WHAT IS REQUIRED:
Lines holding the string "network" are the ones to copy from this listing.
==================================================
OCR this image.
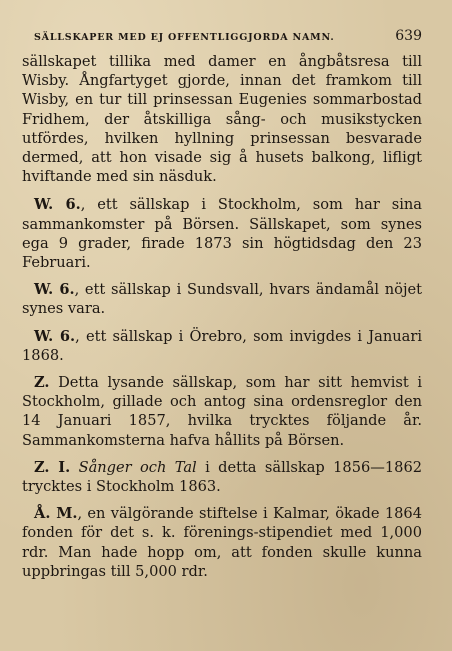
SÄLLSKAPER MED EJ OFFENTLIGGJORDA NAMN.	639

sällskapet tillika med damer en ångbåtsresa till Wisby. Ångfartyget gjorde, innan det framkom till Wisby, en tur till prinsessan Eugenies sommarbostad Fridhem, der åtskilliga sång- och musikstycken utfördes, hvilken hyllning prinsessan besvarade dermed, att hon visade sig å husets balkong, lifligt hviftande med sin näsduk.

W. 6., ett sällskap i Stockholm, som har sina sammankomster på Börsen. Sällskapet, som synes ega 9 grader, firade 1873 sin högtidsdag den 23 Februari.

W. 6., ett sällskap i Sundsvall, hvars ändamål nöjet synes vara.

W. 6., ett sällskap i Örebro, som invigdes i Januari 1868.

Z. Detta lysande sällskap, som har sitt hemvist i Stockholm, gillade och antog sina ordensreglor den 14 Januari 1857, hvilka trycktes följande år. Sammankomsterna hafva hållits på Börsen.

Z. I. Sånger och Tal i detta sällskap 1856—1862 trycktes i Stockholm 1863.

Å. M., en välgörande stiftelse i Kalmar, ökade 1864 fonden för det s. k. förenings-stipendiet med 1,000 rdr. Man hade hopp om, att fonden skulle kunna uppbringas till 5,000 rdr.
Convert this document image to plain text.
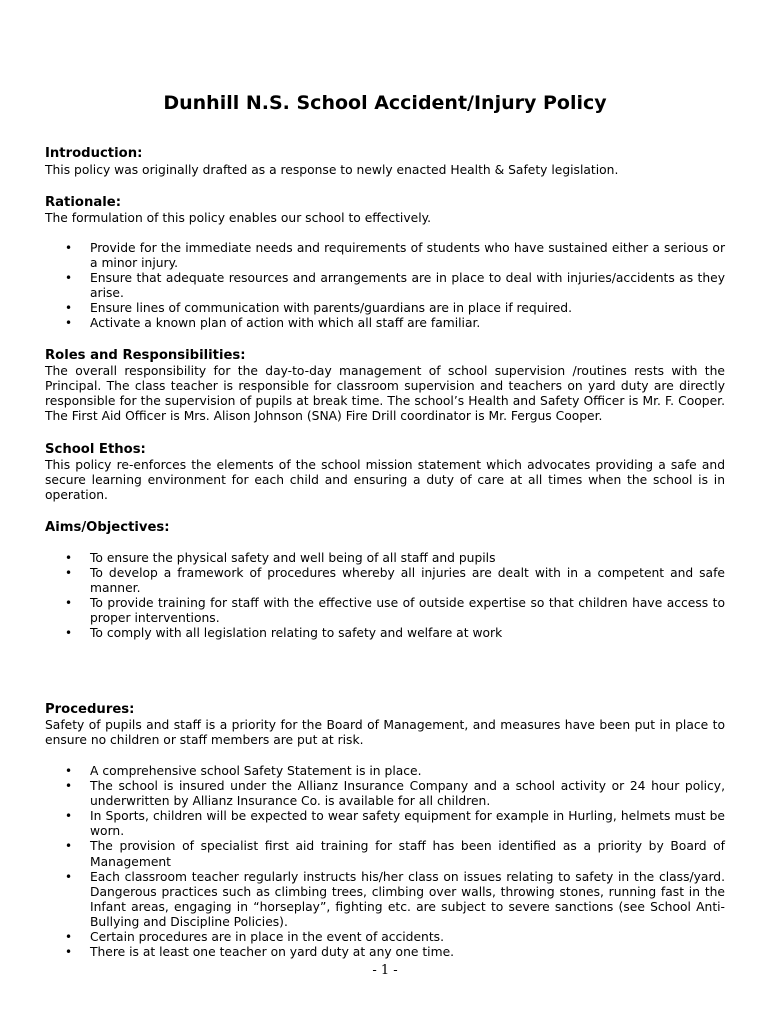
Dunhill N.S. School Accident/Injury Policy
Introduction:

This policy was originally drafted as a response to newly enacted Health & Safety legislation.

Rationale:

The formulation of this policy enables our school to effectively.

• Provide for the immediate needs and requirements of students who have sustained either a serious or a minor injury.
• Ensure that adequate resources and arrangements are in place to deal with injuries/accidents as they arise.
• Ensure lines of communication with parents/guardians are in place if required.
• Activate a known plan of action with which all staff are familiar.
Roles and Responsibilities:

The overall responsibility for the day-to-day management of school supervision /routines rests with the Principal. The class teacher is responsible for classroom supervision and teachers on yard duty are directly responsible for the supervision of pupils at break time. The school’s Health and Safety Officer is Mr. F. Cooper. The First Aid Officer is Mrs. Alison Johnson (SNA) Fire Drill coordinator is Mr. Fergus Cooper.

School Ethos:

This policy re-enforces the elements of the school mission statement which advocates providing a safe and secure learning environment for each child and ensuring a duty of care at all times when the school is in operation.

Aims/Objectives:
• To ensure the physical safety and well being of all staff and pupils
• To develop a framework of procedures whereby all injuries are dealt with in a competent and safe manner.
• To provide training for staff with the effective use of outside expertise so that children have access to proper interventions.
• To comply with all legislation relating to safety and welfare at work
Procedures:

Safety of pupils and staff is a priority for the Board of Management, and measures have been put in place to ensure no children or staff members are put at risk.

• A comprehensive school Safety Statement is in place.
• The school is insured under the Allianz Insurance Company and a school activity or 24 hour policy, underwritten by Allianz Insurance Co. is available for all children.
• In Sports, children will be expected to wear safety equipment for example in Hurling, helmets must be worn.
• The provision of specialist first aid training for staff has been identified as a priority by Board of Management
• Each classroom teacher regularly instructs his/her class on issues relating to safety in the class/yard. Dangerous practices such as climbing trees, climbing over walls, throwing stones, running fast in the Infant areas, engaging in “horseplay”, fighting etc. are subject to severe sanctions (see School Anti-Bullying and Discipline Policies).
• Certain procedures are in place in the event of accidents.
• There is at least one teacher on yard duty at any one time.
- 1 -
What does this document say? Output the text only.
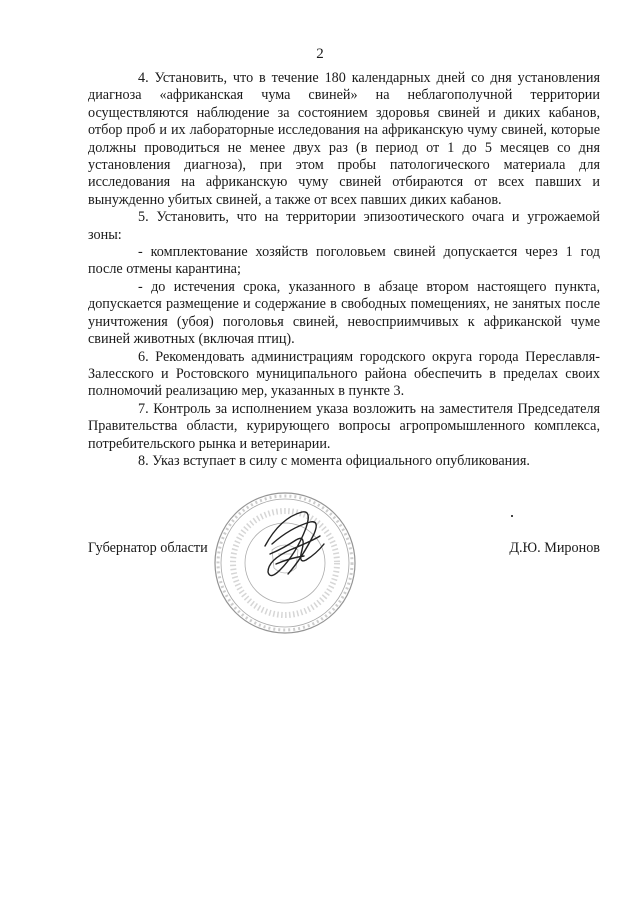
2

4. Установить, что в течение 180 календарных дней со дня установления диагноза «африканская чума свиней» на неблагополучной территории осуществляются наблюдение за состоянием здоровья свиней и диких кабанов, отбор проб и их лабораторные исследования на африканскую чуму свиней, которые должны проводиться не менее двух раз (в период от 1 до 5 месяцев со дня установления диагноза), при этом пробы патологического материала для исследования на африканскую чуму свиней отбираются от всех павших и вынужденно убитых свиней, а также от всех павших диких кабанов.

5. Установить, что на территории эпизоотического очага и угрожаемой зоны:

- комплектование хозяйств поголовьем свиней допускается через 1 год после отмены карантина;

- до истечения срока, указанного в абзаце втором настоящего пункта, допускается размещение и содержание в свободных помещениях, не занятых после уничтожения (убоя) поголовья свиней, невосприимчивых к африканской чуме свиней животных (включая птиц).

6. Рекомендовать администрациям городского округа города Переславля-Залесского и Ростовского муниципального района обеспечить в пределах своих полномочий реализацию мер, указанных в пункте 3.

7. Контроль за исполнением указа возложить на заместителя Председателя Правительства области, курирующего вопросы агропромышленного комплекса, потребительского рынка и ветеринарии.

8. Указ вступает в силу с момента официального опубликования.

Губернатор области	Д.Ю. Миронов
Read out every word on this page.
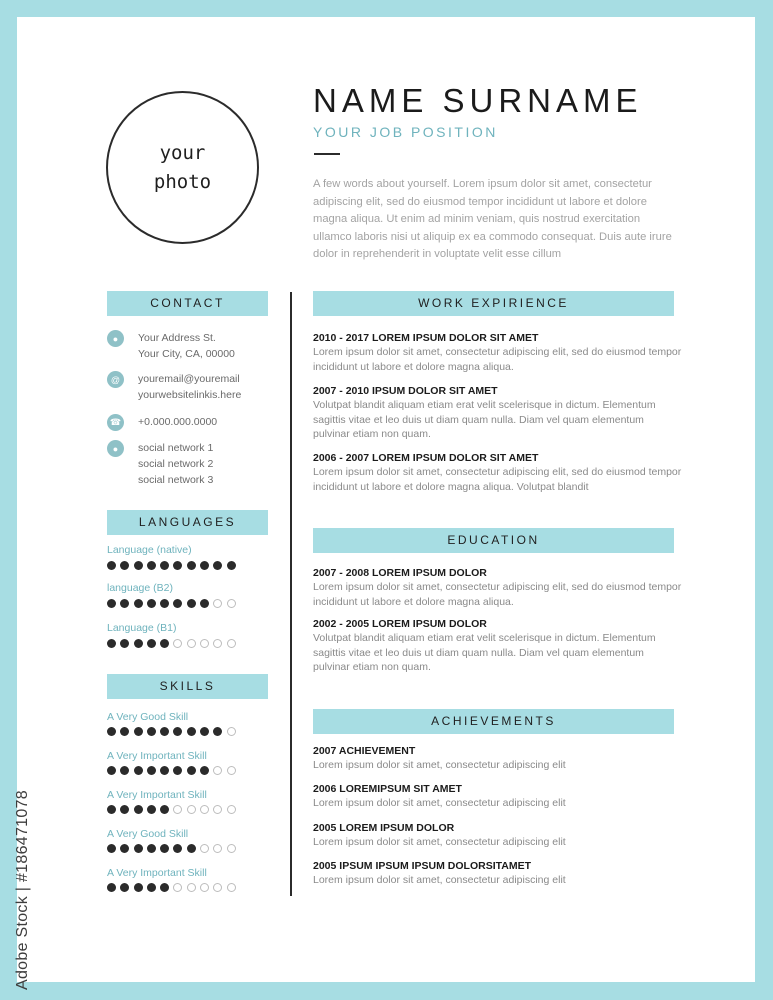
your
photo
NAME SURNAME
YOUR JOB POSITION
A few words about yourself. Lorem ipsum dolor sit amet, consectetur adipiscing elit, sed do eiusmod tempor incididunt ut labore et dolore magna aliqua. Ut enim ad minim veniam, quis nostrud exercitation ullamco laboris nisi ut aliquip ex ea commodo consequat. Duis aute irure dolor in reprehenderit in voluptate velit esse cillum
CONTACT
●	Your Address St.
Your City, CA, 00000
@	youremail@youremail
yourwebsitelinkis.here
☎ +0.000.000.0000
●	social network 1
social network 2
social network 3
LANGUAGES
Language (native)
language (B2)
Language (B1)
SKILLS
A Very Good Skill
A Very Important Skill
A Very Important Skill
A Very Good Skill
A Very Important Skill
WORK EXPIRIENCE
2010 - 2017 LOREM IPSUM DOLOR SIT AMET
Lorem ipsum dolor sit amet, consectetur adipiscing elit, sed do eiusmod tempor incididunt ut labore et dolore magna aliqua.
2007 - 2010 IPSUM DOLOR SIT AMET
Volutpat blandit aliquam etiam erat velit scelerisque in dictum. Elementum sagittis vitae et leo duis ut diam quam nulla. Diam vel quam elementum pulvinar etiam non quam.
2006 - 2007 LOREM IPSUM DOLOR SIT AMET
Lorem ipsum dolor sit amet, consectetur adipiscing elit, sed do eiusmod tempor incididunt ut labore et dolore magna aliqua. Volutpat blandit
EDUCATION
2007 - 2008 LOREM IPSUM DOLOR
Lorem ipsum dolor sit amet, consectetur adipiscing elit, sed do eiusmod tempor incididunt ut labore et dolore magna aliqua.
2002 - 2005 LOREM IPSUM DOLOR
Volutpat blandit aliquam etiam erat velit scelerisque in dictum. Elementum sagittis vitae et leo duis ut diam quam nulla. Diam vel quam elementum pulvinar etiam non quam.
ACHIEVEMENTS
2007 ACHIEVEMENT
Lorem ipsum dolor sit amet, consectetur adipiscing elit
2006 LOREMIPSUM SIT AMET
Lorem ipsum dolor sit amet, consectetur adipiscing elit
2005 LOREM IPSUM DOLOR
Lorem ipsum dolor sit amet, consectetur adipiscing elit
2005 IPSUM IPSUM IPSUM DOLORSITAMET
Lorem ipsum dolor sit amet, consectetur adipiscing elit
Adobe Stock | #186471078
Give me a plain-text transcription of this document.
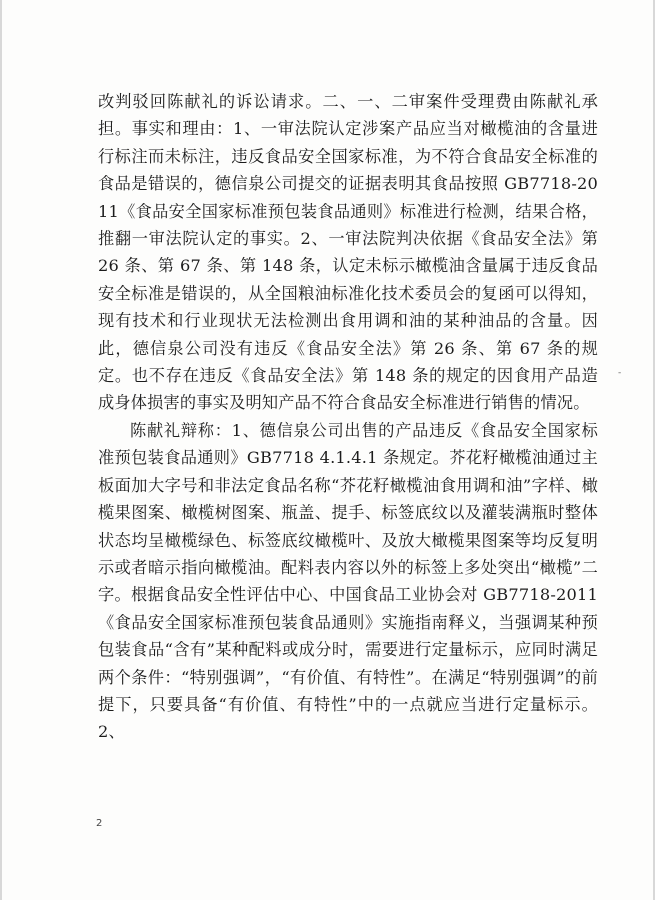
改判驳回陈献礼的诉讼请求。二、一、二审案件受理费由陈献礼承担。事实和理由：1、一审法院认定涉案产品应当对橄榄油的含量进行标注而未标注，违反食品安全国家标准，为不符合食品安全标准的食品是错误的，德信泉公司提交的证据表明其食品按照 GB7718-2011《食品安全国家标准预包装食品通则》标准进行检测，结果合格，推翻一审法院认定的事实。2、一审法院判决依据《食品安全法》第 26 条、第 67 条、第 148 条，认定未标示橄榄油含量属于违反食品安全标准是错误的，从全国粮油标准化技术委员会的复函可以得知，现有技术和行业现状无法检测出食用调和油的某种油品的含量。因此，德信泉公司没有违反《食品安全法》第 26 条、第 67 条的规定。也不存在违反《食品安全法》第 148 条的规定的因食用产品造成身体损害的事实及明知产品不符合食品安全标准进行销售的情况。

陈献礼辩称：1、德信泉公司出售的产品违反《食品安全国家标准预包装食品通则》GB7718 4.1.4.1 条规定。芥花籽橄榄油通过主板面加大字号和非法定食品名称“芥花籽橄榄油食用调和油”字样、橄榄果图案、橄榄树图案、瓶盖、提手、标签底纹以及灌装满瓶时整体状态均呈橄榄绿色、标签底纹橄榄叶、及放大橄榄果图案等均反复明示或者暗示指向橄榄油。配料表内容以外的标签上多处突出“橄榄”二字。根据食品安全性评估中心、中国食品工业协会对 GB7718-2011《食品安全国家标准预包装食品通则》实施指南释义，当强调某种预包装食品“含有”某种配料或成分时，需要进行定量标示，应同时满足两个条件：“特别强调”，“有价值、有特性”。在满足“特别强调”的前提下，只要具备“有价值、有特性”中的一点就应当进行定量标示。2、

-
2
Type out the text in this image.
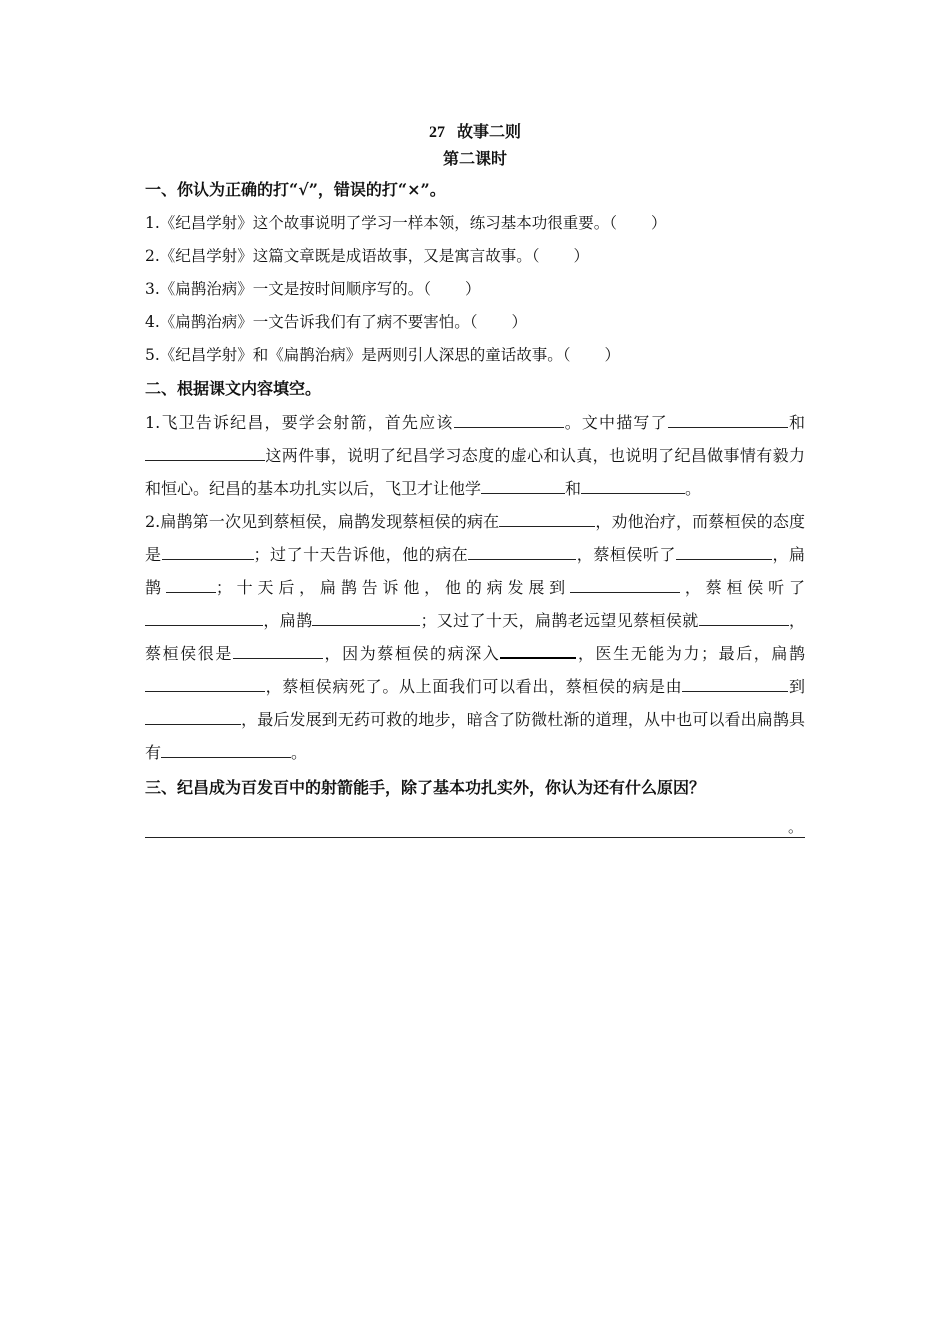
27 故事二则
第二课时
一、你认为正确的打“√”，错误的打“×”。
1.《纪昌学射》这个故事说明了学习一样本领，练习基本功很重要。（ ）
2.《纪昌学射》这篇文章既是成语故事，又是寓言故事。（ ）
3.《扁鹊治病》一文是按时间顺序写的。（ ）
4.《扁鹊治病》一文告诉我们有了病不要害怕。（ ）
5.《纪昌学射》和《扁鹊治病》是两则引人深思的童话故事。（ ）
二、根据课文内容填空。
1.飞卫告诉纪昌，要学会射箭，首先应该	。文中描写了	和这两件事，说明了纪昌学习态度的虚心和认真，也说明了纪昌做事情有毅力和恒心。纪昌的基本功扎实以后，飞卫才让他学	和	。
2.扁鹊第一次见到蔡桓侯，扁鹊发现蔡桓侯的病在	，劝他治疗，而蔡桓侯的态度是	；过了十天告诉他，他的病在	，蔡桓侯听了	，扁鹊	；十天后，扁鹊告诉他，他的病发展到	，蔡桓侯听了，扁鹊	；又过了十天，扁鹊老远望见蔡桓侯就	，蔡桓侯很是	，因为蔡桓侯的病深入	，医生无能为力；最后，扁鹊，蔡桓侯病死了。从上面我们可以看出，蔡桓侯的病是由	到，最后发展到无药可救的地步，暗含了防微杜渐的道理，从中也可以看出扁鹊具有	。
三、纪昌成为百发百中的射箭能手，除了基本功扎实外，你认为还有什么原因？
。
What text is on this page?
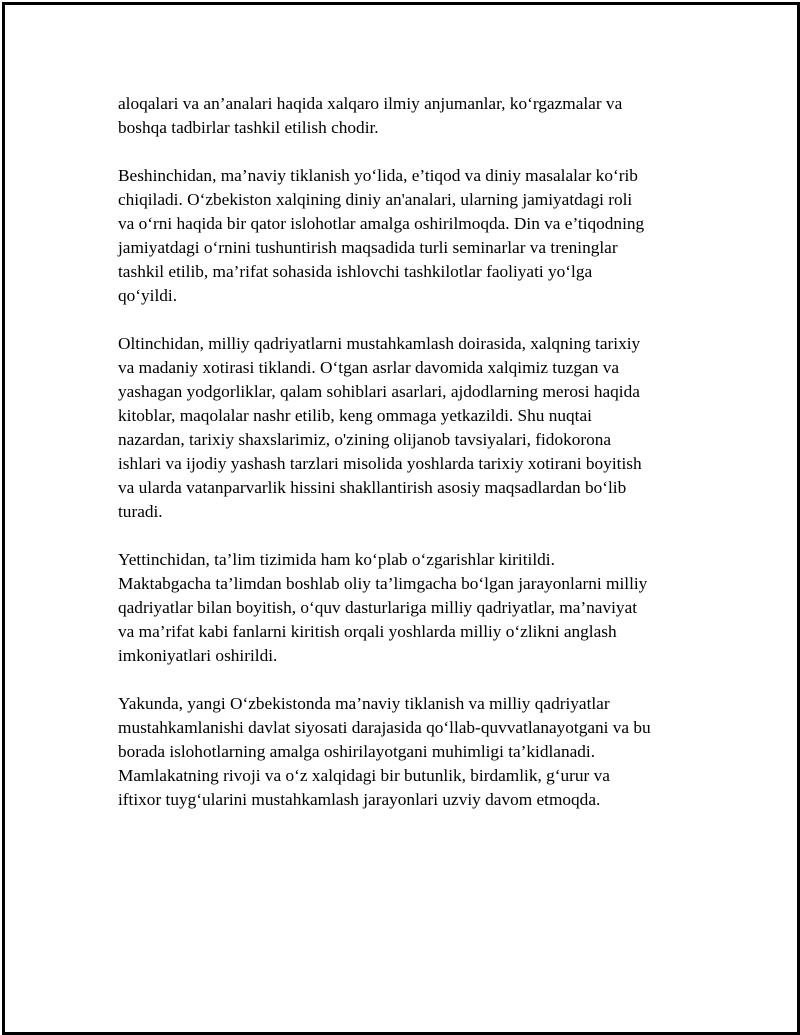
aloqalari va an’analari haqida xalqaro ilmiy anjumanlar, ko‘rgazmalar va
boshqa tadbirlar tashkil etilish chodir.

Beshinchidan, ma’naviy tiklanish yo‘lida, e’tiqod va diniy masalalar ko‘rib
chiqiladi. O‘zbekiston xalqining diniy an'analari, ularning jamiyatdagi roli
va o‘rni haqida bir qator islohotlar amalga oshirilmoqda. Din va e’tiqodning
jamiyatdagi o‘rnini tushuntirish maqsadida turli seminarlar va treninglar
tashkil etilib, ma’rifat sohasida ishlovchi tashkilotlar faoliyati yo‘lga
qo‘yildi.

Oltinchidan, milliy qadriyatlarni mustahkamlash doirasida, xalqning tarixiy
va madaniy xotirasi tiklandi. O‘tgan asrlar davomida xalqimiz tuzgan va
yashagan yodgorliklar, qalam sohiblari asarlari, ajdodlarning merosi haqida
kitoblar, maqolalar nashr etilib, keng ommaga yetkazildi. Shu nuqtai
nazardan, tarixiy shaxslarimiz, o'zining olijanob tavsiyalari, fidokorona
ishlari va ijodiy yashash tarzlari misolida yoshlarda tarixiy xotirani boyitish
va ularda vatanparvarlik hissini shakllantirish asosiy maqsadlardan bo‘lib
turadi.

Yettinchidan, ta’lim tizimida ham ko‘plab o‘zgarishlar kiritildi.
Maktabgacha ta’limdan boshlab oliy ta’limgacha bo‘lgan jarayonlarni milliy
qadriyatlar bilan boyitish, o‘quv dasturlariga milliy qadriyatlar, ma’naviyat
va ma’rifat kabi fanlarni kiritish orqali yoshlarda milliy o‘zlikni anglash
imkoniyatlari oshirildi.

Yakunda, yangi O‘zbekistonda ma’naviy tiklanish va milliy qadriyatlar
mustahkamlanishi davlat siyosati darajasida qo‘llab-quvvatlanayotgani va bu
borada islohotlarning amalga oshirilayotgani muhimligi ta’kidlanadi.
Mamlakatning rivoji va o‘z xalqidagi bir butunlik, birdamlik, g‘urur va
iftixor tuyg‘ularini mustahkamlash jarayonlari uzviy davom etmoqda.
==================================================
RESPONSE TO THE EXERCISE:
●	social network 1
social network 2
social network 3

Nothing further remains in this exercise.